__EXERCISE DETAILS__
Every record must be transcribed in its entirety, apart from the images, which are to be omitted.

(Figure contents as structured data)
>>

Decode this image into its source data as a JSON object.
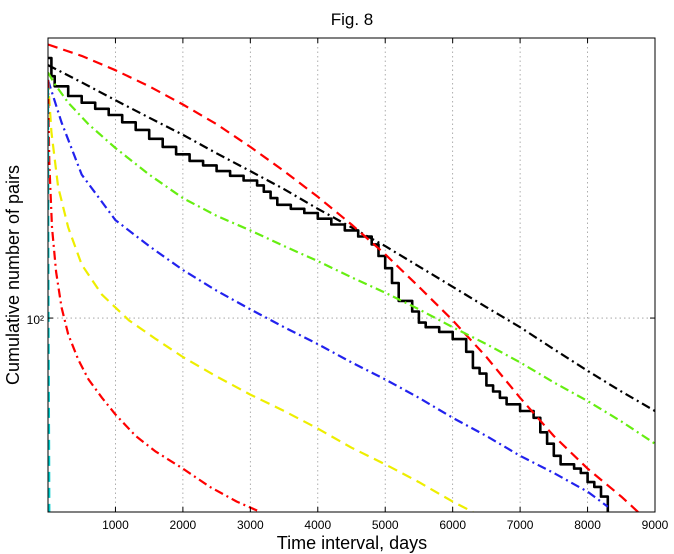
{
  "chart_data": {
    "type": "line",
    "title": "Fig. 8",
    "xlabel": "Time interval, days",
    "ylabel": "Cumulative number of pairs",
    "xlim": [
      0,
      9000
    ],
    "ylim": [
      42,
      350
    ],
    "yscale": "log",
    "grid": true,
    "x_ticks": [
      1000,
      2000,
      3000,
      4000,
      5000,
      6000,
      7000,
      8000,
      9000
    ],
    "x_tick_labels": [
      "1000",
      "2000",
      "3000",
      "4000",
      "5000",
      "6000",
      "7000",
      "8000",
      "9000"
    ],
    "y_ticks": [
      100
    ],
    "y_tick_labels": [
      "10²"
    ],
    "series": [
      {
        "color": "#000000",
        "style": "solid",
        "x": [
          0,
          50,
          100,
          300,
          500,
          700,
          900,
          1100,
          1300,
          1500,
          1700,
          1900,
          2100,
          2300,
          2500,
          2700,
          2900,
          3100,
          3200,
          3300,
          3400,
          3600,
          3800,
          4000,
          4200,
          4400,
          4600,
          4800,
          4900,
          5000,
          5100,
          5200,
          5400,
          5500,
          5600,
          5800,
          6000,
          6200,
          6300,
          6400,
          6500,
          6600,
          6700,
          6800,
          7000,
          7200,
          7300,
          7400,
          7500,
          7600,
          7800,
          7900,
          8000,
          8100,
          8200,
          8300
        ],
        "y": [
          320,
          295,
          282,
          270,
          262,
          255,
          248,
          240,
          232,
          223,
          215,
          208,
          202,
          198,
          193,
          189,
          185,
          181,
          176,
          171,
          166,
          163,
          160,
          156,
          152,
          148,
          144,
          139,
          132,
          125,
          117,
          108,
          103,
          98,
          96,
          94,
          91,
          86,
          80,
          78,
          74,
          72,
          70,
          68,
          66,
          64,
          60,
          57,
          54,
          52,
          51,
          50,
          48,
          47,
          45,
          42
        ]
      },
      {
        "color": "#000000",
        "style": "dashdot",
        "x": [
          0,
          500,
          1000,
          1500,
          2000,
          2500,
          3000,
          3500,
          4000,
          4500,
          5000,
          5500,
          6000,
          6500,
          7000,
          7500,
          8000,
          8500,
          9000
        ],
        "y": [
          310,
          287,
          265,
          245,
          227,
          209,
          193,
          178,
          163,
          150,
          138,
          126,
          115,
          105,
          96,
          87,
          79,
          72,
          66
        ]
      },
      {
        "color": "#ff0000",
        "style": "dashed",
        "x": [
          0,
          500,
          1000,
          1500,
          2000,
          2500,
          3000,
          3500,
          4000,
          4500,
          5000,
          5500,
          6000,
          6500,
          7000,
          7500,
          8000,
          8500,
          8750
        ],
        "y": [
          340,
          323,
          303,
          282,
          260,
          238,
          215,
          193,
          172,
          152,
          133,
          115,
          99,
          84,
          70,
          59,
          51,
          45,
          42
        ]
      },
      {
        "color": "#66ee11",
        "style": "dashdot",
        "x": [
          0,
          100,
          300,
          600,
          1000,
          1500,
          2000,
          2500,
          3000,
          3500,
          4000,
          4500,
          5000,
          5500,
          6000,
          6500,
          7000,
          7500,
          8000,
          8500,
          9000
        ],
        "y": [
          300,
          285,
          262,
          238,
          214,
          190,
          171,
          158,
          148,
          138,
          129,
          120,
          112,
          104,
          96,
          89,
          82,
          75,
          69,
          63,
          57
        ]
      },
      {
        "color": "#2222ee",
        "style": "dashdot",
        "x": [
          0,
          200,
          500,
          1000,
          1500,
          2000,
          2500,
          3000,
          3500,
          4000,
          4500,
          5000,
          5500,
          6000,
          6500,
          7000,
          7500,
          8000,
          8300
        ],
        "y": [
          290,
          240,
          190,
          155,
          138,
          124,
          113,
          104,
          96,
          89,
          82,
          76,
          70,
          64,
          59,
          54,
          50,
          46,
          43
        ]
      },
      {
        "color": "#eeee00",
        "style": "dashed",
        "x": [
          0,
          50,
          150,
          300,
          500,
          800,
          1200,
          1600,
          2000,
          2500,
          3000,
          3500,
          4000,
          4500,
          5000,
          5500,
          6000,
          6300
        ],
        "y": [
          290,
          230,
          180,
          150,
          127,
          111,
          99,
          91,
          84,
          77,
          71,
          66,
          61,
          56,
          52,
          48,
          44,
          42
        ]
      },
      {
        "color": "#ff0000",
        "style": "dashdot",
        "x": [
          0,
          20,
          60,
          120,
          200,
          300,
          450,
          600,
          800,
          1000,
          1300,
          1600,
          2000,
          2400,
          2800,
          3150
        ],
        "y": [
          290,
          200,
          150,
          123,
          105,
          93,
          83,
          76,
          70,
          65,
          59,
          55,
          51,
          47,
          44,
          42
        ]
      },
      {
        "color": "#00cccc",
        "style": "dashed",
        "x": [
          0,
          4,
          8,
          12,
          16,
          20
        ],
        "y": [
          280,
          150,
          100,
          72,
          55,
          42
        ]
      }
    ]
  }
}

<<

__FULL RESPONSE__
Decode this image into its source data as a JSON object.
{
  "chart_data": {
    "type": "line",
    "title": "Fig. 8",
    "xlabel": "Time interval, days",
    "ylabel": "Cumulative number of pairs",
    "xlim": [
      0,
      9000
    ],
    "ylim": [
      42,
      350
    ],
    "yscale": "log",
    "grid": true,
    "x_ticks": [
      1000,
      2000,
      3000,
      4000,
      5000,
      6000,
      7000,
      8000,
      9000
    ],
    "x_tick_labels": [
      "1000",
      "2000",
      "3000",
      "4000",
      "5000",
      "6000",
      "7000",
      "8000",
      "9000"
    ],
    "y_ticks": [
      100
    ],
    "y_tick_labels": [
      "10²"
    ],
    "series": [
      {
        "color": "#000000",
        "style": "solid",
        "x": [
          0,
          50,
          100,
          300,
          500,
          700,
          900,
          1100,
          1300,
          1500,
          1700,
          1900,
          2100,
          2300,
          2500,
          2700,
          2900,
          3100,
          3200,
          3300,
          3400,
          3600,
          3800,
          4000,
          4200,
          4400,
          4600,
          4800,
          4900,
          5000,
          5100,
          5200,
          5400,
          5500,
          5600,
          5800,
          6000,
          6200,
          6300,
          6400,
          6500,
          6600,
          6700,
          6800,
          7000,
          7200,
          7300,
          7400,
          7500,
          7600,
          7800,
          7900,
          8000,
          8100,
          8200,
          8300
        ],
        "y": [
          320,
          295,
          282,
          270,
          262,
          255,
          248,
          240,
          232,
          223,
          215,
          208,
          202,
          198,
          193,
          189,
          185,
          181,
          176,
          171,
          166,
          163,
          160,
          156,
          152,
          148,
          144,
          139,
          132,
          125,
          117,
          108,
          103,
          98,
          96,
          94,
          91,
          86,
          80,
          78,
          74,
          72,
          70,
          68,
          66,
          64,
          60,
          57,
          54,
          52,
          51,
          50,
          48,
          47,
          45,
          42
        ]
      },
      {
        "color": "#000000",
        "style": "dashdot",
        "x": [
          0,
          500,
          1000,
          1500,
          2000,
          2500,
          3000,
          3500,
          4000,
          4500,
          5000,
          5500,
          6000,
          6500,
          7000,
          7500,
          8000,
          8500,
          9000
        ],
        "y": [
          310,
          287,
          265,
          245,
          227,
          209,
          193,
          178,
          163,
          150,
          138,
          126,
          115,
          105,
          96,
          87,
          79,
          72,
          66
        ]
      },
      {
        "color": "#ff0000",
        "style": "dashed",
        "x": [
          0,
          500,
          1000,
          1500,
          2000,
          2500,
          3000,
          3500,
          4000,
          4500,
          5000,
          5500,
          6000,
          6500,
          7000,
          7500,
          8000,
          8500,
          8750
        ],
        "y": [
          340,
          323,
          303,
          282,
          260,
          238,
          215,
          193,
          172,
          152,
          133,
          115,
          99,
          84,
          70,
          59,
          51,
          45,
          42
        ]
      },
      {
        "color": "#66ee11",
        "style": "dashdot",
        "x": [
          0,
          100,
          300,
          600,
          1000,
          1500,
          2000,
          2500,
          3000,
          3500,
          4000,
          4500,
          5000,
          5500,
          6000,
          6500,
          7000,
          7500,
          8000,
          8500,
          9000
        ],
        "y": [
          300,
          285,
          262,
          238,
          214,
          190,
          171,
          158,
          148,
          138,
          129,
          120,
          112,
          104,
          96,
          89,
          82,
          75,
          69,
          63,
          57
        ]
      },
      {
        "color": "#2222ee",
        "style": "dashdot",
        "x": [
          0,
          200,
          500,
          1000,
          1500,
          2000,
          2500,
          3000,
          3500,
          4000,
          4500,
          5000,
          5500,
          6000,
          6500,
          7000,
          7500,
          8000,
          8300
        ],
        "y": [
          290,
          240,
          190,
          155,
          138,
          124,
          113,
          104,
          96,
          89,
          82,
          76,
          70,
          64,
          59,
          54,
          50,
          46,
          43
        ]
      },
      {
        "color": "#eeee00",
        "style": "dashed",
        "x": [
          0,
          50,
          150,
          300,
          500,
          800,
          1200,
          1600,
          2000,
          2500,
          3000,
          3500,
          4000,
          4500,
          5000,
          5500,
          6000,
          6300
        ],
        "y": [
          290,
          230,
          180,
          150,
          127,
          111,
          99,
          91,
          84,
          77,
          71,
          66,
          61,
          56,
          52,
          48,
          44,
          42
        ]
      },
      {
        "color": "#ff0000",
        "style": "dashdot",
        "x": [
          0,
          20,
          60,
          120,
          200,
          300,
          450,
          600,
          800,
          1000,
          1300,
          1600,
          2000,
          2400,
          2800,
          3150
        ],
        "y": [
          290,
          200,
          150,
          123,
          105,
          93,
          83,
          76,
          70,
          65,
          59,
          55,
          51,
          47,
          44,
          42
        ]
      },
      {
        "color": "#00cccc",
        "style": "dashed",
        "x": [
          0,
          4,
          8,
          12,
          16,
          20
        ],
        "y": [
          280,
          150,
          100,
          72,
          55,
          42
        ]
      }
    ]
  }
}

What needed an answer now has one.